__Brief__
Repeat every line of the listing below exactly, minus the pictures.

• • •

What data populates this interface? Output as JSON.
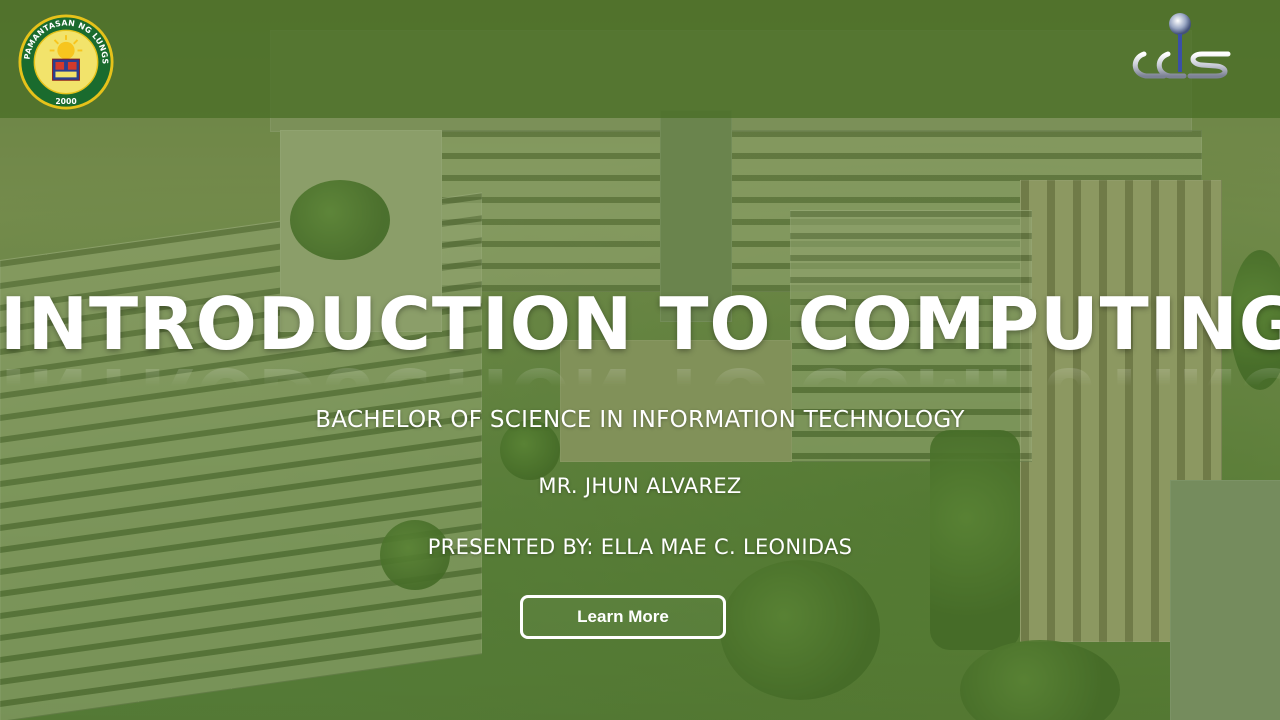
{
  "header": {
    "seal_text": "PAMANTASAN NG LUNGSOD NG PASIG",
    "seal_year": "2000",
    "seal_icon": "school-seal-icon",
    "logo_icon": "ccs-logo-icon"
  },
  "hero": {
    "title": "INTRODUCTION TO COMPUTING",
    "degree": "BACHELOR OF SCIENCE IN INFORMATION TECHNOLOGY",
    "teacher": "MR. JHUN ALVAREZ",
    "presenter": "PRESENTED BY: ELLA MAE C. LEONIDAS",
    "cta_label": "Learn More"
  },
  "colors": {
    "header_bar": "#4a6e26",
    "overlay": "#507828",
    "text": "#ffffff"
  }
}
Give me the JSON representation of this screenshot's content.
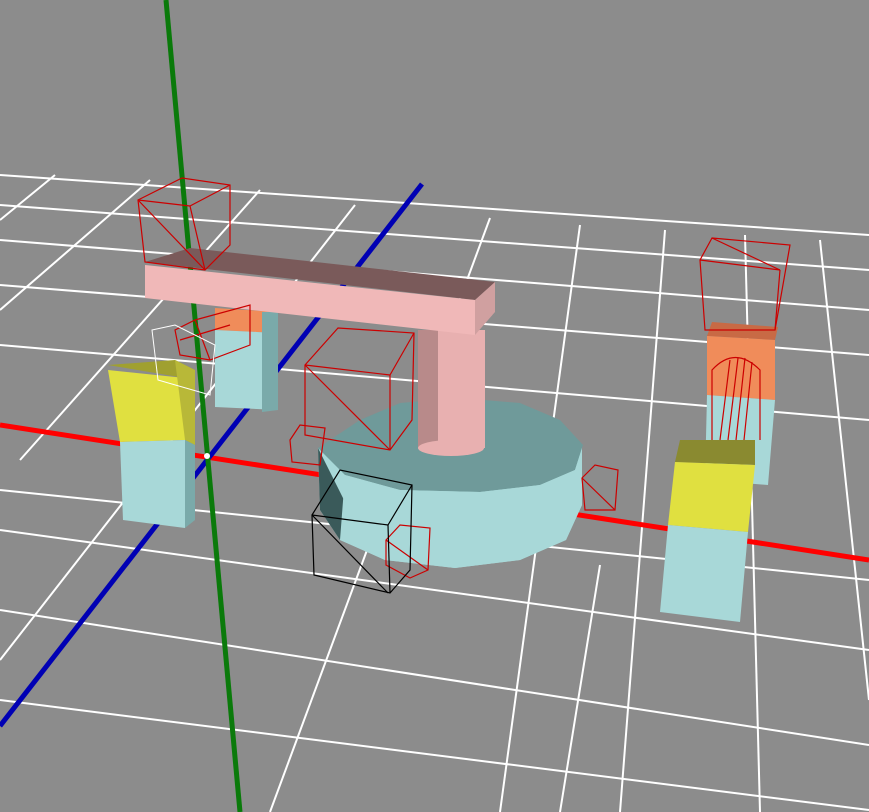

• • •

__Complete response__
What data populates this interface? Output as JSON.
{
  "header": {
    "seal_text": "PAMANTASAN NG LUNGSOD NG PASIG",
    "seal_year": "2000",
    "seal_icon": "school-seal-icon",
    "logo_icon": "ccs-logo-icon"
  },
  "hero": {
    "title": "INTRODUCTION TO COMPUTING",
    "degree": "BACHELOR OF SCIENCE IN INFORMATION TECHNOLOGY",
    "teacher": "MR. JHUN ALVAREZ",
    "presenter": "PRESENTED BY: ELLA MAE C. LEONIDAS",
    "cta_label": "Learn More"
  },
  "colors": {
    "header_bar": "#4a6e26",
    "overlay": "#507828",
    "text": "#ffffff"
  }
}
Give me the JSON representation of this screenshot's content.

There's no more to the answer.